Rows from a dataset
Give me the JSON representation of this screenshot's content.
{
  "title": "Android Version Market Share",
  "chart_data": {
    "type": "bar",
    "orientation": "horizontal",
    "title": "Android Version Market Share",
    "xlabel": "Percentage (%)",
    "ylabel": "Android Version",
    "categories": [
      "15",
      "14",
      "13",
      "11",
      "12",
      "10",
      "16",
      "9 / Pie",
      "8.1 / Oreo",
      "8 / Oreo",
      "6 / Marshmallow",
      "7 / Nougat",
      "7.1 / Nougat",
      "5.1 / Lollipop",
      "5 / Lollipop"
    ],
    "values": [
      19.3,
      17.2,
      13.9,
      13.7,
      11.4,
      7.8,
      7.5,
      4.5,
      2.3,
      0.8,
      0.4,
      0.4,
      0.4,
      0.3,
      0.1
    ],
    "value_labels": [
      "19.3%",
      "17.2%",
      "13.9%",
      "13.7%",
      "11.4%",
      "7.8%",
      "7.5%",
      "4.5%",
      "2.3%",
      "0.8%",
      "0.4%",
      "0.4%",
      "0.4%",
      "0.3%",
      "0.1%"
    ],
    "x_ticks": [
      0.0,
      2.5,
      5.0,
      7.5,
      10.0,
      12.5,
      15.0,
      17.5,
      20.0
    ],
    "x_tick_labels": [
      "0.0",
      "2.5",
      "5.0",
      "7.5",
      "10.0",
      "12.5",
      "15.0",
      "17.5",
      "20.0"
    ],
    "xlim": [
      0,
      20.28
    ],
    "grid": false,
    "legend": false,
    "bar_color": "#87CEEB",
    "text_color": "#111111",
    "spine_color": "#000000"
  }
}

INSTRUCTIONS TO FOLLOW:
From the entries above, pull out each line that includes "Share".

TASK SOLUTION:
  "title": "Android Version Market Share",
    "title": "Android Version Market Share",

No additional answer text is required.